Problem description: Transcribe the material in full. Nothing should differ except that the pictures are left out.

Listed records:
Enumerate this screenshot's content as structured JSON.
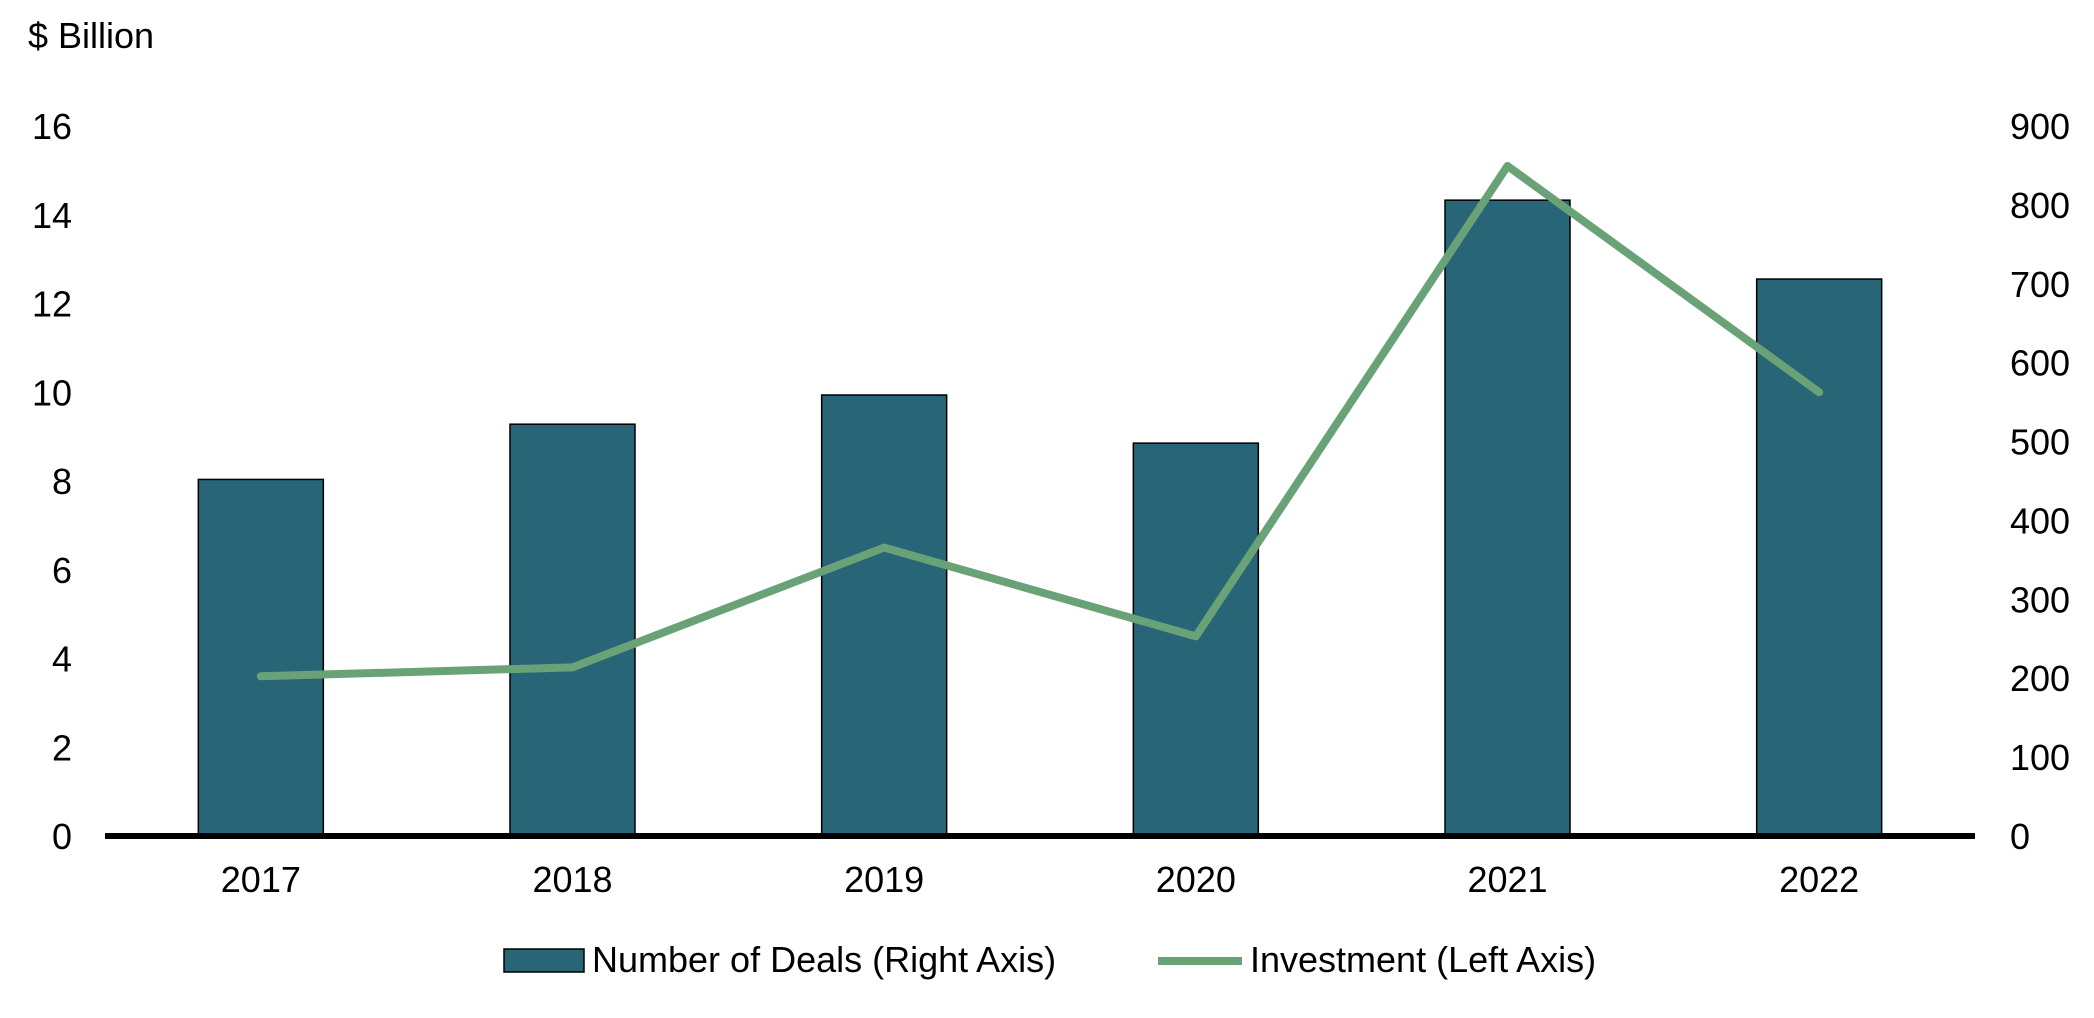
{
  "chart_data": {
    "type": "bar",
    "left_axis_title": "$ Billion",
    "categories": [
      "2017",
      "2018",
      "2019",
      "2020",
      "2021",
      "2022"
    ],
    "series": [
      {
        "name": "Number of Deals (Right Axis)",
        "type": "bar",
        "axis": "right",
        "values": [
          452,
          522,
          559,
          498,
          806,
          706
        ]
      },
      {
        "name": "Investment (Left Axis)",
        "type": "line",
        "axis": "left",
        "values": [
          3.6,
          3.8,
          6.5,
          4.5,
          15.1,
          10.0
        ]
      }
    ],
    "left_axis": {
      "ylim": [
        0,
        16
      ],
      "ticks": [
        "0",
        "2",
        "4",
        "6",
        "8",
        "10",
        "12",
        "14",
        "16"
      ]
    },
    "right_axis": {
      "ylim": [
        0,
        900
      ],
      "ticks": [
        "0",
        "100",
        "200",
        "300",
        "400",
        "500",
        "600",
        "700",
        "800",
        "900"
      ]
    },
    "grid": false,
    "legend_position": "bottom-center",
    "colors": {
      "bar": "#286577",
      "line": "#6aa277",
      "axis": "#000000"
    }
  }
}
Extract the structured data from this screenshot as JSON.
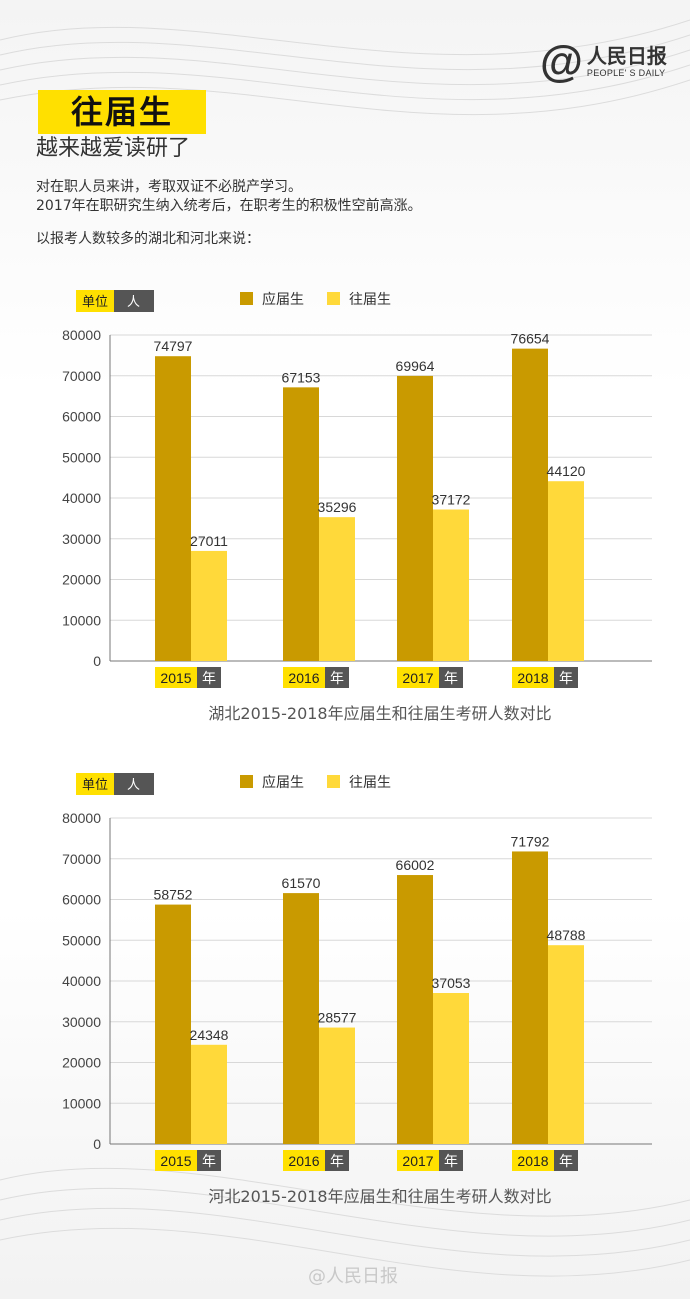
{
  "brand": {
    "logo_at": "@",
    "logo_name": "人民日报",
    "logo_en": "PEOPLE' S DAILY",
    "watermark": "@人民日报"
  },
  "header": {
    "title": "往届生",
    "subtitle": "越来越爱读研了"
  },
  "intro": {
    "line1": "对在职人员来讲，考取双证不必脱产学习。",
    "line2": "2017年在职研究生纳入统考后，在职考生的积极性空前高涨。",
    "line3": "以报考人数较多的湖北和河北来说："
  },
  "colors": {
    "highlight": "#ffe000",
    "series_fresh": "#c99a00",
    "series_past": "#ffd93a",
    "unit_dark": "#555555"
  },
  "chart_data": [
    {
      "type": "bar",
      "title": "湖北2015-2018年应届生和往届生考研人数对比",
      "unit_label": "单位",
      "unit": "人",
      "year_suffix": "年",
      "categories": [
        "2015",
        "2016",
        "2017",
        "2018"
      ],
      "series": [
        {
          "name": "应届生",
          "values": [
            74797,
            67153,
            69964,
            76654
          ]
        },
        {
          "name": "往届生",
          "values": [
            27011,
            35296,
            37172,
            44120
          ]
        }
      ],
      "yticks": [
        0,
        10000,
        20000,
        30000,
        40000,
        50000,
        60000,
        70000,
        80000
      ],
      "ylim": [
        0,
        80000
      ],
      "grid": true,
      "legend": "top"
    },
    {
      "type": "bar",
      "title": "河北2015-2018年应届生和往届生考研人数对比",
      "unit_label": "单位",
      "unit": "人",
      "year_suffix": "年",
      "categories": [
        "2015",
        "2016",
        "2017",
        "2018"
      ],
      "series": [
        {
          "name": "应届生",
          "values": [
            58752,
            61570,
            66002,
            71792
          ]
        },
        {
          "name": "往届生",
          "values": [
            24348,
            28577,
            37053,
            48788
          ]
        }
      ],
      "yticks": [
        0,
        10000,
        20000,
        30000,
        40000,
        50000,
        60000,
        70000,
        80000
      ],
      "ylim": [
        0,
        80000
      ],
      "grid": true,
      "legend": "top"
    }
  ]
}
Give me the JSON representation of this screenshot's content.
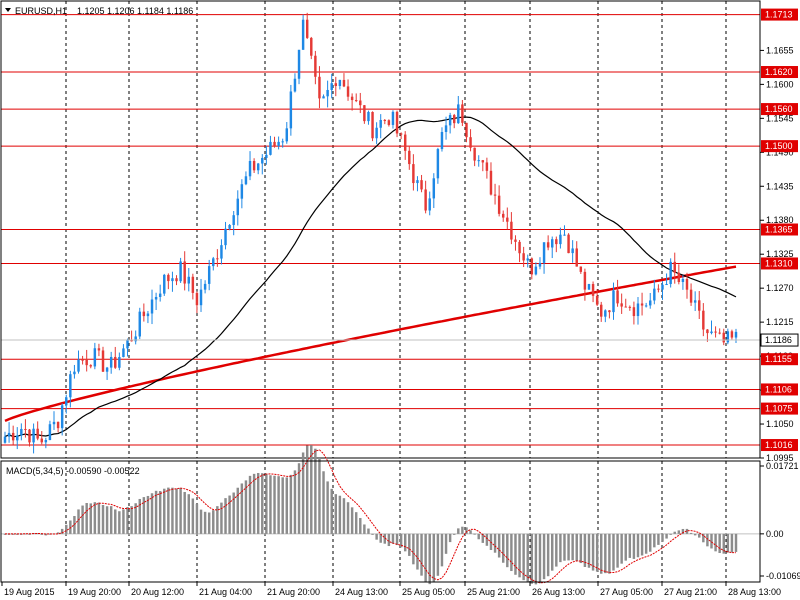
{
  "header": {
    "symbol": "EURUSD,H1",
    "ohlc": "1.1205 1.1206 1.1184 1.1186"
  },
  "macd": {
    "label": "MACD(5,34,5) -0.00590 -0.00522",
    "axis_ticks": [
      {
        "value": 0.01721,
        "label": "0.01721"
      },
      {
        "value": 0.0,
        "label": "0.00"
      },
      {
        "value": -0.01069,
        "label": "-0.01069"
      }
    ]
  },
  "colors": {
    "bull": "#1e88e5",
    "bear": "#e53935",
    "red_line": "#e00000",
    "ma_slow": "#e00000",
    "ma_fast": "#000000",
    "histogram": "#8c8c8c",
    "signal": "#e00000",
    "current_price_bg": "#ffffff"
  },
  "chart_data": {
    "type": "candlestick",
    "symbol": "EURUSD",
    "timeframe": "H1",
    "ylim": [
      1.0995,
      1.1735
    ],
    "y_ticks": [
      "1.1655",
      "1.1600",
      "1.1545",
      "1.1490",
      "1.1435",
      "1.1380",
      "1.1325",
      "1.1270",
      "1.1215",
      "1.1160",
      "1.1105",
      "1.1050",
      "1.0995"
    ],
    "x_labels": [
      "19 Aug 2015",
      "19 Aug 20:00",
      "20 Aug 12:00",
      "21 Aug 04:00",
      "21 Aug 20:00",
      "24 Aug 13:00",
      "25 Aug 05:00",
      "25 Aug 21:00",
      "26 Aug 13:00",
      "27 Aug 05:00",
      "27 Aug 21:00",
      "28 Aug 13:00"
    ],
    "levels": [
      "1.1713",
      "1.1620",
      "1.1560",
      "1.1500",
      "1.1365",
      "1.1310",
      "1.1155",
      "1.1106",
      "1.1075",
      "1.1016"
    ],
    "current_price": "1.1186",
    "path": [
      1.103,
      1.1045,
      1.102,
      1.1055,
      1.115,
      1.116,
      1.114,
      1.118,
      1.123,
      1.128,
      1.13,
      1.125,
      1.132,
      1.14,
      1.146,
      1.149,
      1.152,
      1.17,
      1.156,
      1.162,
      1.157,
      1.153,
      1.155,
      1.148,
      1.14,
      1.152,
      1.156,
      1.148,
      1.142,
      1.136,
      1.13,
      1.135,
      1.136,
      1.128,
      1.123,
      1.126,
      1.124,
      1.125,
      1.13,
      1.126,
      1.12,
      1.118,
      1.119
    ]
  }
}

Reply:
Enumerate this screenshot's content as structured JSON.
{
  "chart_data": {
    "type": "bar",
    "left_axis_title": "$ Billion",
    "categories": [
      "2017",
      "2018",
      "2019",
      "2020",
      "2021",
      "2022"
    ],
    "series": [
      {
        "name": "Number of Deals (Right Axis)",
        "type": "bar",
        "axis": "right",
        "values": [
          452,
          522,
          559,
          498,
          806,
          706
        ]
      },
      {
        "name": "Investment (Left Axis)",
        "type": "line",
        "axis": "left",
        "values": [
          3.6,
          3.8,
          6.5,
          4.5,
          15.1,
          10.0
        ]
      }
    ],
    "left_axis": {
      "ylim": [
        0,
        16
      ],
      "ticks": [
        "0",
        "2",
        "4",
        "6",
        "8",
        "10",
        "12",
        "14",
        "16"
      ]
    },
    "right_axis": {
      "ylim": [
        0,
        900
      ],
      "ticks": [
        "0",
        "100",
        "200",
        "300",
        "400",
        "500",
        "600",
        "700",
        "800",
        "900"
      ]
    },
    "grid": false,
    "legend_position": "bottom-center",
    "colors": {
      "bar": "#286577",
      "line": "#6aa277",
      "axis": "#000000"
    }
  }
}
Extract the structured data from this screenshot as JSON.
{
  "brand": {
    "logo_at": "@",
    "logo_name": "人民日报",
    "logo_en": "PEOPLE' S DAILY",
    "watermark": "@人民日报"
  },
  "header": {
    "title": "往届生",
    "subtitle": "越来越爱读研了"
  },
  "intro": {
    "line1": "对在职人员来讲，考取双证不必脱产学习。",
    "line2": "2017年在职研究生纳入统考后，在职考生的积极性空前高涨。",
    "line3": "以报考人数较多的湖北和河北来说："
  },
  "colors": {
    "highlight": "#ffe000",
    "series_fresh": "#c99a00",
    "series_past": "#ffd93a",
    "unit_dark": "#555555"
  },
  "chart_data": [
    {
      "type": "bar",
      "title": "湖北2015-2018年应届生和往届生考研人数对比",
      "unit_label": "单位",
      "unit": "人",
      "year_suffix": "年",
      "categories": [
        "2015",
        "2016",
        "2017",
        "2018"
      ],
      "series": [
        {
          "name": "应届生",
          "values": [
            74797,
            67153,
            69964,
            76654
          ]
        },
        {
          "name": "往届生",
          "values": [
            27011,
            35296,
            37172,
            44120
          ]
        }
      ],
      "yticks": [
        0,
        10000,
        20000,
        30000,
        40000,
        50000,
        60000,
        70000,
        80000
      ],
      "ylim": [
        0,
        80000
      ],
      "grid": true,
      "legend": "top"
    },
    {
      "type": "bar",
      "title": "河北2015-2018年应届生和往届生考研人数对比",
      "unit_label": "单位",
      "unit": "人",
      "year_suffix": "年",
      "categories": [
        "2015",
        "2016",
        "2017",
        "2018"
      ],
      "series": [
        {
          "name": "应届生",
          "values": [
            58752,
            61570,
            66002,
            71792
          ]
        },
        {
          "name": "往届生",
          "values": [
            24348,
            28577,
            37053,
            48788
          ]
        }
      ],
      "yticks": [
        0,
        10000,
        20000,
        30000,
        40000,
        50000,
        60000,
        70000,
        80000
      ],
      "ylim": [
        0,
        80000
      ],
      "grid": true,
      "legend": "top"
    }
  ]
}
Give me the JSON representation of this screenshot's content.
{
  "header": {
    "symbol": "EURUSD,H1",
    "ohlc": "1.1205 1.1206 1.1184 1.1186"
  },
  "macd": {
    "label": "MACD(5,34,5) -0.00590 -0.00522",
    "axis_ticks": [
      {
        "value": 0.01721,
        "label": "0.01721"
      },
      {
        "value": 0.0,
        "label": "0.00"
      },
      {
        "value": -0.01069,
        "label": "-0.01069"
      }
    ]
  },
  "colors": {
    "bull": "#1e88e5",
    "bear": "#e53935",
    "red_line": "#e00000",
    "ma_slow": "#e00000",
    "ma_fast": "#000000",
    "histogram": "#8c8c8c",
    "signal": "#e00000",
    "current_price_bg": "#ffffff"
  },
  "chart_data": {
    "type": "candlestick",
    "symbol": "EURUSD",
    "timeframe": "H1",
    "ylim": [
      1.0995,
      1.1735
    ],
    "y_ticks": [
      "1.1655",
      "1.1600",
      "1.1545",
      "1.1490",
      "1.1435",
      "1.1380",
      "1.1325",
      "1.1270",
      "1.1215",
      "1.1160",
      "1.1105",
      "1.1050",
      "1.0995"
    ],
    "x_labels": [
      "19 Aug 2015",
      "19 Aug 20:00",
      "20 Aug 12:00",
      "21 Aug 04:00",
      "21 Aug 20:00",
      "24 Aug 13:00",
      "25 Aug 05:00",
      "25 Aug 21:00",
      "26 Aug 13:00",
      "27 Aug 05:00",
      "27 Aug 21:00",
      "28 Aug 13:00"
    ],
    "levels": [
      "1.1713",
      "1.1620",
      "1.1560",
      "1.1500",
      "1.1365",
      "1.1310",
      "1.1155",
      "1.1106",
      "1.1075",
      "1.1016"
    ],
    "current_price": "1.1186",
    "path": [
      1.103,
      1.1045,
      1.102,
      1.1055,
      1.115,
      1.116,
      1.114,
      1.118,
      1.123,
      1.128,
      1.13,
      1.125,
      1.132,
      1.14,
      1.146,
      1.149,
      1.152,
      1.17,
      1.156,
      1.162,
      1.157,
      1.153,
      1.155,
      1.148,
      1.14,
      1.152,
      1.156,
      1.148,
      1.142,
      1.136,
      1.13,
      1.135,
      1.136,
      1.128,
      1.123,
      1.126,
      1.124,
      1.125,
      1.13,
      1.126,
      1.12,
      1.118,
      1.119
    ]
  }
}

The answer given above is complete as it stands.